*Items listed in a dataset*.
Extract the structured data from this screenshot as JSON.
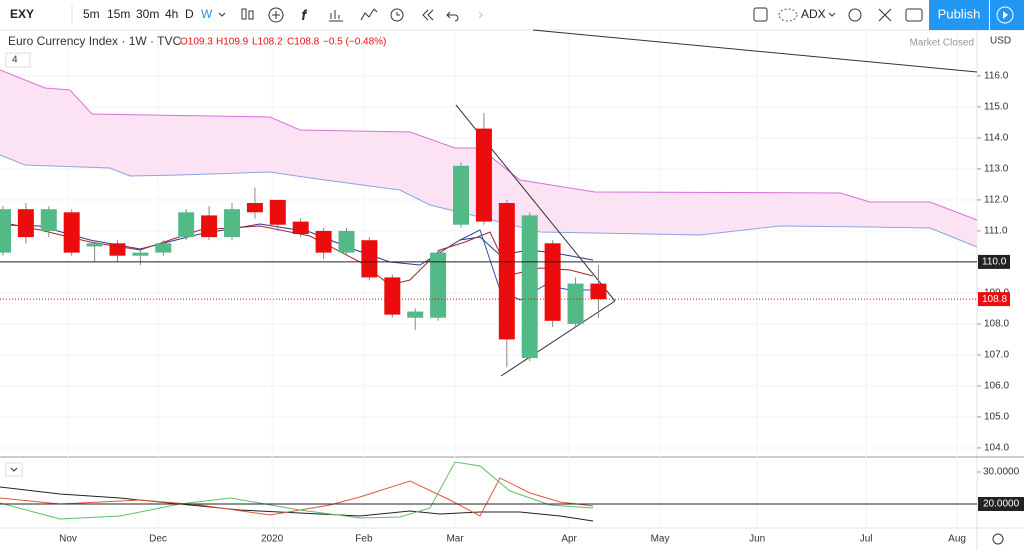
{
  "toolbar": {
    "symbol": "EXY",
    "intervals": [
      "5m",
      "15m",
      "30m",
      "4h",
      "D",
      "W"
    ],
    "indicator": "ADX",
    "publish": "Publish"
  },
  "legend": {
    "name": "Euro Currency Index · 1W · TVC",
    "ohlc": [
      "O109.3",
      "H109.9",
      "L108.2",
      "C108.8",
      "−0.5 (−0.48%)"
    ],
    "studies_count": "4",
    "status": "Market Closed",
    "currency": "USD"
  },
  "chart_data": {
    "type": "candlestick",
    "categories": [
      null,
      null,
      null,
      null,
      null,
      null,
      null,
      null,
      null,
      null,
      null,
      null,
      null,
      null,
      null,
      null,
      null,
      null,
      null,
      null,
      null,
      null,
      null,
      null,
      null,
      null,
      null
    ],
    "open": [
      110.3,
      111.7,
      111.0,
      111.6,
      110.5,
      110.6,
      110.2,
      110.3,
      110.8,
      111.5,
      110.8,
      111.9,
      112.0,
      111.3,
      111.0,
      110.3,
      110.7,
      109.5,
      108.2,
      108.2,
      111.2,
      114.3,
      111.9,
      106.9,
      110.6,
      108.0,
      109.3
    ],
    "high": [
      111.8,
      111.9,
      111.8,
      111.7,
      110.7,
      110.7,
      110.4,
      110.7,
      111.7,
      111.8,
      111.9,
      112.4,
      112.0,
      111.4,
      111.1,
      111.1,
      110.8,
      109.6,
      108.5,
      110.4,
      113.2,
      114.8,
      112.0,
      111.6,
      110.7,
      109.5,
      109.9
    ],
    "low": [
      110.2,
      110.6,
      110.8,
      110.2,
      110.0,
      110.0,
      109.9,
      110.2,
      110.7,
      110.7,
      110.7,
      111.4,
      111.0,
      110.8,
      110.1,
      110.2,
      109.4,
      108.2,
      107.8,
      108.1,
      111.1,
      111.2,
      106.6,
      106.8,
      107.9,
      107.9,
      108.2
    ],
    "close": [
      111.7,
      110.8,
      111.7,
      110.3,
      110.6,
      110.2,
      110.3,
      110.6,
      111.6,
      110.8,
      111.7,
      111.6,
      111.2,
      110.9,
      110.3,
      111.0,
      109.5,
      108.3,
      108.4,
      110.3,
      113.1,
      111.3,
      107.5,
      111.5,
      108.1,
      109.3,
      108.8
    ],
    "up_color": "#53b987",
    "down_color": "#eb0d0d",
    "ylim": [
      103.74,
      117.48
    ],
    "yticks": [
      {
        "value": 104,
        "label": "104.0"
      },
      {
        "value": 105,
        "label": "105.0"
      },
      {
        "value": 106,
        "label": "106.0"
      },
      {
        "value": 107,
        "label": "107.0"
      },
      {
        "value": 108,
        "label": "108.0"
      },
      {
        "value": 109,
        "label": "109.0"
      },
      {
        "value": 111,
        "label": "111.0"
      },
      {
        "value": 112,
        "label": "112.0"
      },
      {
        "value": 113,
        "label": "113.0"
      },
      {
        "value": 114,
        "label": "114.0"
      },
      {
        "value": 115,
        "label": "115.0"
      },
      {
        "value": 116,
        "label": "116.0"
      }
    ],
    "xlim": [
      -0.13,
      42.53
    ],
    "xticks": [
      {
        "value": 2.84,
        "label": "Nov"
      },
      {
        "value": 6.77,
        "label": "Dec"
      },
      {
        "value": 11.75,
        "label": "2020"
      },
      {
        "value": 15.76,
        "label": "Feb"
      },
      {
        "value": 19.74,
        "label": "Mar"
      },
      {
        "value": 24.72,
        "label": "Apr"
      },
      {
        "value": 28.69,
        "label": "May"
      },
      {
        "value": 32.93,
        "label": "Jun"
      },
      {
        "value": 37.69,
        "label": "Jul"
      },
      {
        "value": 41.66,
        "label": "Aug"
      }
    ],
    "grid": true,
    "hline": {
      "value": 110,
      "label": "110.0"
    },
    "last": {
      "value": 108.8,
      "label": "108.8"
    }
  },
  "adx": {
    "ylim": [
      12.5,
      34.375
    ],
    "yticks": [
      {
        "value": 30,
        "label": "30.0000"
      },
      {
        "value": 20,
        "label": "20.0000"
      }
    ]
  }
}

*Task brief*. Write out all the entries exactly, except for the pictures.

*Full answer*.
Extract the structured data from this screenshot as JSON.
{
  "toolbar": {
    "symbol": "EXY",
    "intervals": [
      "5m",
      "15m",
      "30m",
      "4h",
      "D",
      "W"
    ],
    "indicator": "ADX",
    "publish": "Publish"
  },
  "legend": {
    "name": "Euro Currency Index · 1W · TVC",
    "ohlc": [
      "O109.3",
      "H109.9",
      "L108.2",
      "C108.8",
      "−0.5 (−0.48%)"
    ],
    "studies_count": "4",
    "status": "Market Closed",
    "currency": "USD"
  },
  "chart_data": {
    "type": "candlestick",
    "categories": [
      null,
      null,
      null,
      null,
      null,
      null,
      null,
      null,
      null,
      null,
      null,
      null,
      null,
      null,
      null,
      null,
      null,
      null,
      null,
      null,
      null,
      null,
      null,
      null,
      null,
      null,
      null
    ],
    "open": [
      110.3,
      111.7,
      111.0,
      111.6,
      110.5,
      110.6,
      110.2,
      110.3,
      110.8,
      111.5,
      110.8,
      111.9,
      112.0,
      111.3,
      111.0,
      110.3,
      110.7,
      109.5,
      108.2,
      108.2,
      111.2,
      114.3,
      111.9,
      106.9,
      110.6,
      108.0,
      109.3
    ],
    "high": [
      111.8,
      111.9,
      111.8,
      111.7,
      110.7,
      110.7,
      110.4,
      110.7,
      111.7,
      111.8,
      111.9,
      112.4,
      112.0,
      111.4,
      111.1,
      111.1,
      110.8,
      109.6,
      108.5,
      110.4,
      113.2,
      114.8,
      112.0,
      111.6,
      110.7,
      109.5,
      109.9
    ],
    "low": [
      110.2,
      110.6,
      110.8,
      110.2,
      110.0,
      110.0,
      109.9,
      110.2,
      110.7,
      110.7,
      110.7,
      111.4,
      111.0,
      110.8,
      110.1,
      110.2,
      109.4,
      108.2,
      107.8,
      108.1,
      111.1,
      111.2,
      106.6,
      106.8,
      107.9,
      107.9,
      108.2
    ],
    "close": [
      111.7,
      110.8,
      111.7,
      110.3,
      110.6,
      110.2,
      110.3,
      110.6,
      111.6,
      110.8,
      111.7,
      111.6,
      111.2,
      110.9,
      110.3,
      111.0,
      109.5,
      108.3,
      108.4,
      110.3,
      113.1,
      111.3,
      107.5,
      111.5,
      108.1,
      109.3,
      108.8
    ],
    "up_color": "#53b987",
    "down_color": "#eb0d0d",
    "ylim": [
      103.74,
      117.48
    ],
    "yticks": [
      {
        "value": 104,
        "label": "104.0"
      },
      {
        "value": 105,
        "label": "105.0"
      },
      {
        "value": 106,
        "label": "106.0"
      },
      {
        "value": 107,
        "label": "107.0"
      },
      {
        "value": 108,
        "label": "108.0"
      },
      {
        "value": 109,
        "label": "109.0"
      },
      {
        "value": 111,
        "label": "111.0"
      },
      {
        "value": 112,
        "label": "112.0"
      },
      {
        "value": 113,
        "label": "113.0"
      },
      {
        "value": 114,
        "label": "114.0"
      },
      {
        "value": 115,
        "label": "115.0"
      },
      {
        "value": 116,
        "label": "116.0"
      }
    ],
    "xlim": [
      -0.13,
      42.53
    ],
    "xticks": [
      {
        "value": 2.84,
        "label": "Nov"
      },
      {
        "value": 6.77,
        "label": "Dec"
      },
      {
        "value": 11.75,
        "label": "2020"
      },
      {
        "value": 15.76,
        "label": "Feb"
      },
      {
        "value": 19.74,
        "label": "Mar"
      },
      {
        "value": 24.72,
        "label": "Apr"
      },
      {
        "value": 28.69,
        "label": "May"
      },
      {
        "value": 32.93,
        "label": "Jun"
      },
      {
        "value": 37.69,
        "label": "Jul"
      },
      {
        "value": 41.66,
        "label": "Aug"
      }
    ],
    "grid": true,
    "hline": {
      "value": 110,
      "label": "110.0"
    },
    "last": {
      "value": 108.8,
      "label": "108.8"
    }
  },
  "adx": {
    "ylim": [
      12.5,
      34.375
    ],
    "yticks": [
      {
        "value": 30,
        "label": "30.0000"
      },
      {
        "value": 20,
        "label": "20.0000"
      }
    ]
  }
}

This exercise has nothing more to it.